= Problem =
For each of the following statements, answer yes or no according to the passage on The Red Shoes, and quote the words of the passage that decide it.
1. Julian Craster's music is more radical than Stravinsky's.
2. The ballet sequence in the film is long and grows increasingly fantastic.
3. The writer has always favored The Red Shoes over the other Powell and Pressburger films.

======== Document extract

Lermontov: Why do you want to dance?

Vicky: Why do you want to live?

Other parallels may be found if you look for them, notably the figure of Julian Craster who comes to Lermontov as a young and unknown composer just as Stravinsky did with Diaghilev. Craster’s music isn’t as radical as Stravinsky but The Red Shoes was already giving the audience of 1948 enough unapologetic Art with a capital “A” without dosing them with twelve-tone serialism. The film aims for the same combination of the arts as that achieved by Diaghilev, especially in the long and increasingly fantastic ballet sequence. This was another of Powell’s shots at what he called “a composed film” in which dramaturgy and music work to create something unique. The Red Shoes is a film that’s deadly serious about the importance of art, a rare thing in a medium which is so often at the mercy of Philistines. In the past I’ve tended to favour other Powell and Pressburger films, probably because I’ve taken The Red Shoes for granted for so long. But the more I watch The Red Shoes the more it seems their greatest film, even without this wonderful train of associations. The recent restoration is out now on Blu-ray, and it looks astonishing for a film that’s over sixty years old.

================
======== Data supplied

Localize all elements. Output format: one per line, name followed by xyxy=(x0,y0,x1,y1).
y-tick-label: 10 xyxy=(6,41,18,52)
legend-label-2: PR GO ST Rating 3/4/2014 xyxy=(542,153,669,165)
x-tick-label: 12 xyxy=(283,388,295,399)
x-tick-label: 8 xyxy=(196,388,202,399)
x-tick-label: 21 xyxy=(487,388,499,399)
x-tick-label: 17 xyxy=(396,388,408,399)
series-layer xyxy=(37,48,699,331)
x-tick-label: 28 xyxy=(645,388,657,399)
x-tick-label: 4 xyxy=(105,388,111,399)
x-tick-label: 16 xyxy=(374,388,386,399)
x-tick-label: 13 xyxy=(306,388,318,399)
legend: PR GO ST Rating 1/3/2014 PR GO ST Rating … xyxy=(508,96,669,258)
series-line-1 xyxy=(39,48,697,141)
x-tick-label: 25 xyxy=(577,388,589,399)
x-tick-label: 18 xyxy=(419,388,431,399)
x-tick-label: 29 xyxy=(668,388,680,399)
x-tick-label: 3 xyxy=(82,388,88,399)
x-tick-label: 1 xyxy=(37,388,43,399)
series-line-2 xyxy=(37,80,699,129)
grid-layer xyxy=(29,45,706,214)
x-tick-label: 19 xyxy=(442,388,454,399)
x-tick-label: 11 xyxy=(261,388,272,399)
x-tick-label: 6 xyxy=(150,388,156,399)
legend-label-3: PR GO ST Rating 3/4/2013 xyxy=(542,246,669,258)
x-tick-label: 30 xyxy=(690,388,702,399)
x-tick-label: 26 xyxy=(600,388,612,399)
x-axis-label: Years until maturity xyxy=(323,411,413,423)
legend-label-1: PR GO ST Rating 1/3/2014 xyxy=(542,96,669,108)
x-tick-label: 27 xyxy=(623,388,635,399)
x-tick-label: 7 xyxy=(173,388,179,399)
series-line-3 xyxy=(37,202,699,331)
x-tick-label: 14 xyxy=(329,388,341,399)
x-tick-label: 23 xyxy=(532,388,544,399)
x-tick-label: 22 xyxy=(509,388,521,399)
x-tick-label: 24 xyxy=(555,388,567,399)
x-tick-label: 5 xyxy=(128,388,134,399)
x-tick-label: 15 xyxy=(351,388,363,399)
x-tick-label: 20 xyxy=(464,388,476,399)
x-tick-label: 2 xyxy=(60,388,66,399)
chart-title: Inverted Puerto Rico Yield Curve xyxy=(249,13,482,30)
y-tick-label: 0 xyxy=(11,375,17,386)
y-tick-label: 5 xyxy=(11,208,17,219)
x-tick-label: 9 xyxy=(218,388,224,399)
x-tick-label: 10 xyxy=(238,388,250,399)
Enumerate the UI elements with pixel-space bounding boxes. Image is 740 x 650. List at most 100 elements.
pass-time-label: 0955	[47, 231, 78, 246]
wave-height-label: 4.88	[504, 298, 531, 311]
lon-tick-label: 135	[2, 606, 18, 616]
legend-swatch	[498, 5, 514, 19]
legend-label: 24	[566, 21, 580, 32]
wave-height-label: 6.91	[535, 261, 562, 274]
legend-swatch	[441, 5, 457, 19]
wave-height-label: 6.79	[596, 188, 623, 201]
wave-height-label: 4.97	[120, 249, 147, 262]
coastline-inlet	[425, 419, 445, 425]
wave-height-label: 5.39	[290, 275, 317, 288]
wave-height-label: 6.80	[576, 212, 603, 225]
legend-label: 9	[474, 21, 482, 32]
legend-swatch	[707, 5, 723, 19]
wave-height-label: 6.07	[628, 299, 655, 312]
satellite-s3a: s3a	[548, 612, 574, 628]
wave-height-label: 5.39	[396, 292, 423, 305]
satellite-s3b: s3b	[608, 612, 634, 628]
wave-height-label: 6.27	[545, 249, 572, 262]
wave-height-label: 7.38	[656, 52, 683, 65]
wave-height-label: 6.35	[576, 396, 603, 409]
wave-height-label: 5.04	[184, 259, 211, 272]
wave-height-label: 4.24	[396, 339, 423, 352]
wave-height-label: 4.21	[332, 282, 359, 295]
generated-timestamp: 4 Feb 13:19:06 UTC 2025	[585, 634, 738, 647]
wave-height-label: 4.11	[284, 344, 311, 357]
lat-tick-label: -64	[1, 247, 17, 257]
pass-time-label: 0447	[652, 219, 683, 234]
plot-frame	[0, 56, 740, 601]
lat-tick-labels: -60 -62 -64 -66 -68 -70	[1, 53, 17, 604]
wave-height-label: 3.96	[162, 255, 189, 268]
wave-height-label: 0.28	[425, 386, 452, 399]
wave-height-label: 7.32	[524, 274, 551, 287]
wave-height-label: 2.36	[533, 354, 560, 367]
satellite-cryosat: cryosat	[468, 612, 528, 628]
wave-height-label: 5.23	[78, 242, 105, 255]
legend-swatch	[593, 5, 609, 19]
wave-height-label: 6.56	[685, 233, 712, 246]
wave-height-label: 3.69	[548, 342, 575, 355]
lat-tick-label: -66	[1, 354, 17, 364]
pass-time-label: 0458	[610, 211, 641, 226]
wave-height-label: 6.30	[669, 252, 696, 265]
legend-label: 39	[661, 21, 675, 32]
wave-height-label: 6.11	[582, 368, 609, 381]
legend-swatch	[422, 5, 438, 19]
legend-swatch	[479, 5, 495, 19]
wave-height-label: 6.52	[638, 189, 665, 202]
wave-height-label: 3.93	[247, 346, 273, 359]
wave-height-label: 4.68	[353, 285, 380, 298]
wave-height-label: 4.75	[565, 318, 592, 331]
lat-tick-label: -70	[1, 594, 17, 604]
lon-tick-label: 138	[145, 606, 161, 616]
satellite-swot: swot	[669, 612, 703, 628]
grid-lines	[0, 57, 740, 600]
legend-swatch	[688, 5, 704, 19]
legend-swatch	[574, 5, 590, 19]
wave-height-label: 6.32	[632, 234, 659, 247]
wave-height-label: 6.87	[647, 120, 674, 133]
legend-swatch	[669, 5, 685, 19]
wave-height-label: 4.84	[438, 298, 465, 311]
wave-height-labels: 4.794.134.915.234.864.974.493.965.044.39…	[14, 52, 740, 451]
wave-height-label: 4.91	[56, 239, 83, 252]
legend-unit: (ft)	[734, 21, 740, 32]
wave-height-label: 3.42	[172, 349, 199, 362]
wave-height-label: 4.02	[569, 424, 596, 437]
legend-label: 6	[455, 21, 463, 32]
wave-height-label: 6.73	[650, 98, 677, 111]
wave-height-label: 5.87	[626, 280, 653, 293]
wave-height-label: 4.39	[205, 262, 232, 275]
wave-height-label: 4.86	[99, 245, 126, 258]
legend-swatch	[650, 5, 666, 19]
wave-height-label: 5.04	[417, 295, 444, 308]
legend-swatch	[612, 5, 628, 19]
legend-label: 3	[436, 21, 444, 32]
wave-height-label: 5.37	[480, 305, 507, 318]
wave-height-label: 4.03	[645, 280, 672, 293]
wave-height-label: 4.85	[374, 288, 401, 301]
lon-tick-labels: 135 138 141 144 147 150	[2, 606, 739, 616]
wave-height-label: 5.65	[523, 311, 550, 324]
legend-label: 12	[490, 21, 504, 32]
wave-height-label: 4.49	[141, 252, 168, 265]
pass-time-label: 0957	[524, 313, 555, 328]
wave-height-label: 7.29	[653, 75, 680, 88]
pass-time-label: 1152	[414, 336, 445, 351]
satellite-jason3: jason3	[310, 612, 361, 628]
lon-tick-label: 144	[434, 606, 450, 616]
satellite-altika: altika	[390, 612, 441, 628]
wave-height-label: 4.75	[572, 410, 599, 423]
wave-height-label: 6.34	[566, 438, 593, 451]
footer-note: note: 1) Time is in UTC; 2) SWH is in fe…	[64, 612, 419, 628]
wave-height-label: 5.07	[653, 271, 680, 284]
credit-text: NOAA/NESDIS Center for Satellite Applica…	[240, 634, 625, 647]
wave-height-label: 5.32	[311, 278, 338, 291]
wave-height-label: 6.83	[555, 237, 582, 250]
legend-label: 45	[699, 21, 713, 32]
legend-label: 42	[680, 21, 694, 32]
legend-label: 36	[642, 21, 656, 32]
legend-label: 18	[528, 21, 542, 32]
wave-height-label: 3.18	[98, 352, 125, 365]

================

= Output =
1. No: "Craster’s music isn’t as radical as Stravinsky"
2. Yes: "especially in the long and increasingly fantastic ballet sequence"
3. No: "In the past I’ve tended to favour other Powell and Pressburger films"